Please lay out every line of the records below as a numbered list, skipping any blank lines. Leave the pictures out of your answer.
-------- Dataset content --------
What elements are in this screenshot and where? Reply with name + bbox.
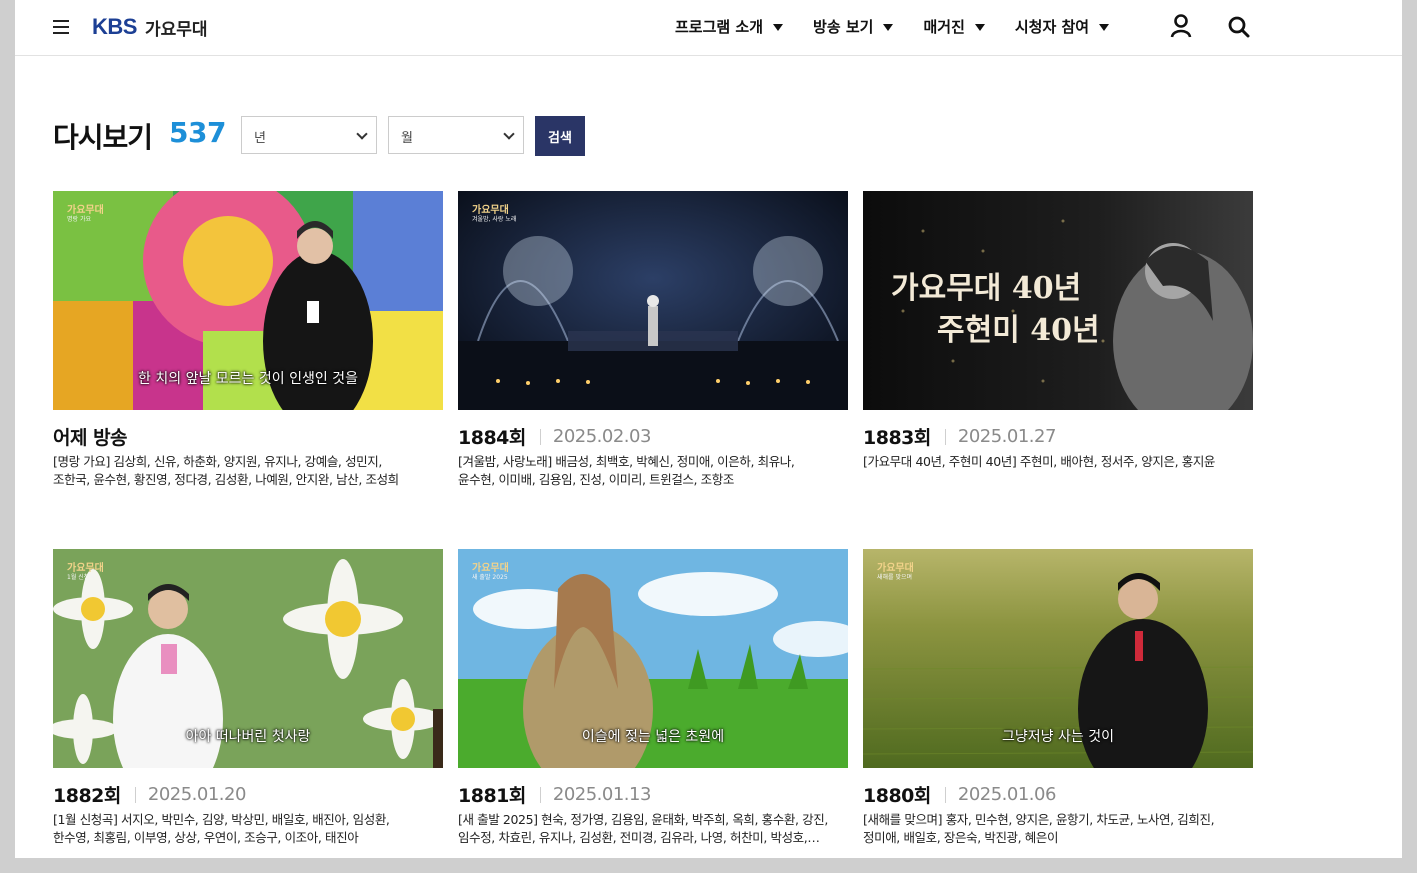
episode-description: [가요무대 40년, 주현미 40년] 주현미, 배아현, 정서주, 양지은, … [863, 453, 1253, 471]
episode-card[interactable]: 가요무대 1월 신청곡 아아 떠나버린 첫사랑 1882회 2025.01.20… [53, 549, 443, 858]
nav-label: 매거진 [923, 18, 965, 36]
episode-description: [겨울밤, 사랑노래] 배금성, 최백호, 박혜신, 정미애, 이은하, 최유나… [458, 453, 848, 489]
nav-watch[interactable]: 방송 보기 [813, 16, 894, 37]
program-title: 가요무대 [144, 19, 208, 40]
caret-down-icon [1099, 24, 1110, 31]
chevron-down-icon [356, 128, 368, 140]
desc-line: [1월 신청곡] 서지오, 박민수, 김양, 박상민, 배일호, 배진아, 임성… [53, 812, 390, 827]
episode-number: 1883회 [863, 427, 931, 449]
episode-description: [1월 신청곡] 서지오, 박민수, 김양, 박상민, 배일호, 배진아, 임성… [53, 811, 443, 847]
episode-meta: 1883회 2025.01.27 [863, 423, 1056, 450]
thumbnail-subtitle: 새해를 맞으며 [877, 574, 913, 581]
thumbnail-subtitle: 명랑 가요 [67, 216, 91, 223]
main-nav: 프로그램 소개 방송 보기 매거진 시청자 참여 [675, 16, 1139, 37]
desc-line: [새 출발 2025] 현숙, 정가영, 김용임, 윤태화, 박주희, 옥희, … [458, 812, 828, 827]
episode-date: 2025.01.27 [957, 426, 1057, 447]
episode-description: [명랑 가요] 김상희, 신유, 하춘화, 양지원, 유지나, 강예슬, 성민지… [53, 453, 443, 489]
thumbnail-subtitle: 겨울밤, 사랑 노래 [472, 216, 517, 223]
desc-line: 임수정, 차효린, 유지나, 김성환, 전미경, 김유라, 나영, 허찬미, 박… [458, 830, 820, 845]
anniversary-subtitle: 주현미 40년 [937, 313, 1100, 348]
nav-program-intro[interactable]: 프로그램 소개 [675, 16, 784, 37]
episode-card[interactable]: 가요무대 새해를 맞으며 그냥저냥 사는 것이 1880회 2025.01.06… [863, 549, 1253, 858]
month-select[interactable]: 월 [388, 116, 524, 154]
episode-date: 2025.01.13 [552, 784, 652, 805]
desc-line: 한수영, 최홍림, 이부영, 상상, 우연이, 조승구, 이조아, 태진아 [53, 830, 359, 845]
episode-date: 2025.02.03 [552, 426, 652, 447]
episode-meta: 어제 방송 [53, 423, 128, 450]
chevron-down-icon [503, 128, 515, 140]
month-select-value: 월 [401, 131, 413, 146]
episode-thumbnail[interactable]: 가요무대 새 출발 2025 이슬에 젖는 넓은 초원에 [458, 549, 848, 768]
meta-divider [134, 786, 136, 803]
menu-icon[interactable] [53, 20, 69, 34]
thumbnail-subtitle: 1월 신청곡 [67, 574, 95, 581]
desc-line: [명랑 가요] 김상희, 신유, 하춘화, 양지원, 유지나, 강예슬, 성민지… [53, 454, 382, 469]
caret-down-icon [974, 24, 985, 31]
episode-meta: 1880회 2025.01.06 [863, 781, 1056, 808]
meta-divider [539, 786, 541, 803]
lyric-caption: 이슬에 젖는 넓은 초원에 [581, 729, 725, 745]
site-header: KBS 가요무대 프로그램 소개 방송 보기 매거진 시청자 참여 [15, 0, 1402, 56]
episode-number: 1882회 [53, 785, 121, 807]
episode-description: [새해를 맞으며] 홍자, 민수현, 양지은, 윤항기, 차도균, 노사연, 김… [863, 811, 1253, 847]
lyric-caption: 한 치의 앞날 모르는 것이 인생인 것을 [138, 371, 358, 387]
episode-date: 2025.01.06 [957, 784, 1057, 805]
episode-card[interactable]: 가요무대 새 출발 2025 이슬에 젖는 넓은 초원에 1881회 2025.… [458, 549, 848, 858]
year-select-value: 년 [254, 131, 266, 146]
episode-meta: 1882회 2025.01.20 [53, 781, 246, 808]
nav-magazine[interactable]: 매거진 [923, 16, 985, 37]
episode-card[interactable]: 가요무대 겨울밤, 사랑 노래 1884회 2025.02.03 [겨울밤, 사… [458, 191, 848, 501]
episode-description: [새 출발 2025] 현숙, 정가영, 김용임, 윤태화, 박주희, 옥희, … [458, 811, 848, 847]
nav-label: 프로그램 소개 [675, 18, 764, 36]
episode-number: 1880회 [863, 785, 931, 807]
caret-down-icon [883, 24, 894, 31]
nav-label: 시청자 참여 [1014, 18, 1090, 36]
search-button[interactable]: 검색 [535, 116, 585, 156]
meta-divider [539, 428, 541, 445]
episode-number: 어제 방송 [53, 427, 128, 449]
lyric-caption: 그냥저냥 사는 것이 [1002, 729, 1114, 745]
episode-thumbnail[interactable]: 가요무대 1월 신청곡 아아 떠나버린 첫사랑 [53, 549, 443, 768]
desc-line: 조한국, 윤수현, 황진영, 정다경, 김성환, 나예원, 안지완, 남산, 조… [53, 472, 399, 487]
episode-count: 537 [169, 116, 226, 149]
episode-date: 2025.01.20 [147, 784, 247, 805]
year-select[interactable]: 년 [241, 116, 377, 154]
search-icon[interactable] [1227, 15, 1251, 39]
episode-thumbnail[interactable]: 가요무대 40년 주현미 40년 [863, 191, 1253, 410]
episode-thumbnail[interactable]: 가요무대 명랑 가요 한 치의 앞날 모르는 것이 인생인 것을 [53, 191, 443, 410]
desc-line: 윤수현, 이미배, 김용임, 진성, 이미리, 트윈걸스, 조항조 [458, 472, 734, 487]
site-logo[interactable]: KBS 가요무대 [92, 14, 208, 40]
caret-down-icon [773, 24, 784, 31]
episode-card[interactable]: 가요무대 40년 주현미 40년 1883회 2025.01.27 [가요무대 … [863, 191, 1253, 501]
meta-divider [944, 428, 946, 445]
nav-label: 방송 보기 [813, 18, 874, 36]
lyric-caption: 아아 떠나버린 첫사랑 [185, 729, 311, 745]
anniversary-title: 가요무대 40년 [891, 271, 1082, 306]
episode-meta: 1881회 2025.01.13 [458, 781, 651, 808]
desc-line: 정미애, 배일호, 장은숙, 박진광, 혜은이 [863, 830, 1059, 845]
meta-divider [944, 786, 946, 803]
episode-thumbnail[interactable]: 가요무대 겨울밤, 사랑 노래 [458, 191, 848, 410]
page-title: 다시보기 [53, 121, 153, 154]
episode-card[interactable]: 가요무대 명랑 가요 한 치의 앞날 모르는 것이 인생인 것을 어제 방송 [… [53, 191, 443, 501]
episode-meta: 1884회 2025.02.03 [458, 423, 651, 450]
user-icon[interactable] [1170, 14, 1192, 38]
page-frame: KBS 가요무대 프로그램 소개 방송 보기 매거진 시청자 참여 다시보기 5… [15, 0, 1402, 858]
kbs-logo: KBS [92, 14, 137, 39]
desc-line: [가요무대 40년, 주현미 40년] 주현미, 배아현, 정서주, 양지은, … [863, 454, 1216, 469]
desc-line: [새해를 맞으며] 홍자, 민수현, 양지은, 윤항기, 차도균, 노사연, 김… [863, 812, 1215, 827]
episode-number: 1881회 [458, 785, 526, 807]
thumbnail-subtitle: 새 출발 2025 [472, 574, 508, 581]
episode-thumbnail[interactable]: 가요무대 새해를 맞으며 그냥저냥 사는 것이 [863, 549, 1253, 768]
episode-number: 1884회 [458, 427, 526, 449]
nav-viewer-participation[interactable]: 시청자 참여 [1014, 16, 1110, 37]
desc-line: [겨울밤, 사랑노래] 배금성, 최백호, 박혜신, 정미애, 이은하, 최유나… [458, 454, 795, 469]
--------
§ The answer
1. What elements are in this screenshot and where? Reply with name + bbox.
2. episode-description: [가요무대 40년, 주현미 40년] 주현미, 배아현, 정서주, 양지은, … [863, 453, 1253, 471]
3. episode-card[interactable]: 가요무대 1월 신청곡 아아 떠나버린 첫사랑 1882회 2025.01.20… [53, 549, 443, 858]
4. nav-label: 매거진 [923, 18, 965, 36]
5. episode-description: [겨울밤, 사랑노래] 배금성, 최백호, 박혜신, 정미애, 이은하, 최유나… [458, 453, 848, 489]
6. nav-watch[interactable]: 방송 보기 [813, 16, 894, 37]
7. program-title: 가요무대 [144, 19, 208, 40]
8. caret-down-icon [1099, 24, 1110, 31]
9. chevron-down-icon [356, 128, 368, 140]
10. desc-line: [1월 신청곡] 서지오, 박민수, 김양, 박상민, 배일호, 배진아, 임성… [53, 812, 390, 827]
11. episode-number: 1883회 [863, 427, 931, 449]
12. episode-description: [1월 신청곡] 서지오, 박민수, 김양, 박상민, 배일호, 배진아, 임성… [53, 811, 443, 847]
13. episode-meta: 1883회 2025.01.27 [863, 423, 1056, 450]
14. thumbnail-subtitle: 새해를 맞으며 [877, 574, 913, 581]
15. thumbnail-subtitle: 명랑 가요 [67, 216, 91, 223]
16. main-nav: 프로그램 소개 방송 보기 매거진 시청자 참여 [675, 16, 1139, 37]
17. desc-line: [새 출발 2025] 현숙, 정가영, 김용임, 윤태화, 박주희, 옥희, … [458, 812, 828, 827]
18. episode-date: 2025.01.27 [957, 426, 1057, 447]
19. episode-description: [명랑 가요] 김상희, 신유, 하춘화, 양지원, 유지나, 강예슬, 성민지… [53, 453, 443, 489]
20. thumbnail-subtitle: 겨울밤, 사랑 노래 [472, 216, 517, 223]
21. desc-line: 임수정, 차효린, 유지나, 김성환, 전미경, 김유라, 나영, 허찬미, 박… [458, 830, 820, 845]
22. anniversary-subtitle: 주현미 40년 [937, 313, 1100, 348]
23. nav-program-intro[interactable]: 프로그램 소개 [675, 16, 784, 37]
24. episode-card[interactable]: 가요무대 새해를 맞으며 그냥저냥 사는 것이 1880회 2025.01.06… [863, 549, 1253, 858]
25. month-select[interactable]: 월 [388, 116, 524, 154]
26. episode-date: 2025.01.13 [552, 784, 652, 805]
27. desc-line: 한수영, 최홍림, 이부영, 상상, 우연이, 조승구, 이조아, 태진아 [53, 830, 359, 845]
28. episode-date: 2025.02.03 [552, 426, 652, 447]
29. episode-meta: 어제 방송 [53, 423, 128, 450]
30. chevron-down-icon [503, 128, 515, 140]
31. month-select-value: 월 [401, 131, 413, 146]
32. episode-thumbnail[interactable]: 가요무대 새 출발 2025 이슬에 젖는 넓은 초원에 [458, 549, 848, 768]
33. meta-divider [134, 786, 136, 803]
34. menu-icon[interactable] [53, 20, 69, 34]
35. thumbnail-subtitle: 1월 신청곡 [67, 574, 95, 581]
36. desc-line: [명랑 가요] 김상희, 신유, 하춘화, 양지원, 유지나, 강예슬, 성민지… [53, 454, 382, 469]
37. caret-down-icon [974, 24, 985, 31]
38. episode-meta: 1880회 2025.01.06 [863, 781, 1056, 808]
39. meta-divider [539, 786, 541, 803]
40. lyric-caption: 이슬에 젖는 넓은 초원에 [581, 729, 725, 745]
41. site-header: KBS 가요무대 프로그램 소개 방송 보기 매거진 시청자 참여 [15, 0, 1402, 56]
42. episode-number: 1882회 [53, 785, 121, 807]
43. episode-description: [새해를 맞으며] 홍자, 민수현, 양지은, 윤항기, 차도균, 노사연, 김… [863, 811, 1253, 847]
44. lyric-caption: 한 치의 앞날 모르는 것이 인생인 것을 [138, 371, 358, 387]
45. episode-date: 2025.01.06 [957, 784, 1057, 805]
46. episode-card[interactable]: 가요무대 새 출발 2025 이슬에 젖는 넓은 초원에 1881회 2025.… [458, 549, 848, 858]
47. year-select-value: 년 [254, 131, 266, 146]
48. episode-meta: 1882회 2025.01.20 [53, 781, 246, 808]
49. nav-magazine[interactable]: 매거진 [923, 16, 985, 37]
50. episode-card[interactable]: 가요무대 겨울밤, 사랑 노래 1884회 2025.02.03 [겨울밤, 사… [458, 191, 848, 501]
51. episode-description: [새 출발 2025] 현숙, 정가영, 김용임, 윤태화, 박주희, 옥희, … [458, 811, 848, 847]
52. nav-label: 프로그램 소개 [675, 18, 764, 36]
53. episode-number: 1880회 [863, 785, 931, 807]
54. caret-down-icon [883, 24, 894, 31]
55. nav-label: 시청자 참여 [1014, 18, 1090, 36]
56. search-button[interactable]: 검색 [535, 116, 585, 156]
57. meta-divider [539, 428, 541, 445]
58. episode-number: 어제 방송 [53, 427, 128, 449]
59. lyric-caption: 그냥저냥 사는 것이 [1002, 729, 1114, 745]
60. episode-thumbnail[interactable]: 가요무대 1월 신청곡 아아 떠나버린 첫사랑 [53, 549, 443, 768]
61. desc-line: 조한국, 윤수현, 황진영, 정다경, 김성환, 나예원, 안지완, 남산, 조… [53, 472, 399, 487]
62. episode-count: 537 [169, 116, 226, 149]
63. episode-date: 2025.01.20 [147, 784, 247, 805]
64. year-select[interactable]: 년 [241, 116, 377, 154]
65. search-icon[interactable] [1227, 15, 1251, 39]
66. episode-thumbnail[interactable]: 가요무대 40년 주현미 40년 [863, 191, 1253, 410]
67. episode-thumbnail[interactable]: 가요무대 명랑 가요 한 치의 앞날 모르는 것이 인생인 것을 [53, 191, 443, 410]
68. desc-line: 윤수현, 이미배, 김용임, 진성, 이미리, 트윈걸스, 조항조 [458, 472, 734, 487]
69. site-logo[interactable]: KBS 가요무대 [92, 14, 208, 40]
70. caret-down-icon [773, 24, 784, 31]
71. episode-card[interactable]: 가요무대 40년 주현미 40년 1883회 2025.01.27 [가요무대 … [863, 191, 1253, 501]
72. meta-divider [944, 428, 946, 445]
73. nav-label: 방송 보기 [813, 18, 874, 36]
74. lyric-caption: 아아 떠나버린 첫사랑 [185, 729, 311, 745]
75. anniversary-title: 가요무대 40년 [891, 271, 1082, 306]
76. episode-meta: 1881회 2025.01.13 [458, 781, 651, 808]
77. desc-line: 정미애, 배일호, 장은숙, 박진광, 혜은이 [863, 830, 1059, 845]
78. meta-divider [944, 786, 946, 803]
79. episode-thumbnail[interactable]: 가요무대 겨울밤, 사랑 노래 [458, 191, 848, 410]
80. page-title: 다시보기 [53, 121, 153, 154]
81. episode-card[interactable]: 가요무대 명랑 가요 한 치의 앞날 모르는 것이 인생인 것을 어제 방송 [… [53, 191, 443, 501]
82. episode-meta: 1884회 2025.02.03 [458, 423, 651, 450]
83. user-icon[interactable] [1170, 14, 1192, 38]
84. page-frame: KBS 가요무대 프로그램 소개 방송 보기 매거진 시청자 참여 다시보기 5… [15, 0, 1402, 858]
85. kbs-logo: KBS [92, 14, 137, 39]
86. desc-line: [가요무대 40년, 주현미 40년] 주현미, 배아현, 정서주, 양지은, … [863, 454, 1216, 469]
87. desc-line: [새해를 맞으며] 홍자, 민수현, 양지은, 윤항기, 차도균, 노사연, 김… [863, 812, 1215, 827]
88. episode-number: 1881회 [458, 785, 526, 807]
89. thumbnail-subtitle: 새 출발 2025 [472, 574, 508, 581]
90. episode-thumbnail[interactable]: 가요무대 새해를 맞으며 그냥저냥 사는 것이 [863, 549, 1253, 768]
91. episode-number: 1884회 [458, 427, 526, 449]
92. nav-viewer-participation[interactable]: 시청자 참여 [1014, 16, 1110, 37]
93. desc-line: [겨울밤, 사랑노래] 배금성, 최백호, 박혜신, 정미애, 이은하, 최유나… [458, 454, 795, 469]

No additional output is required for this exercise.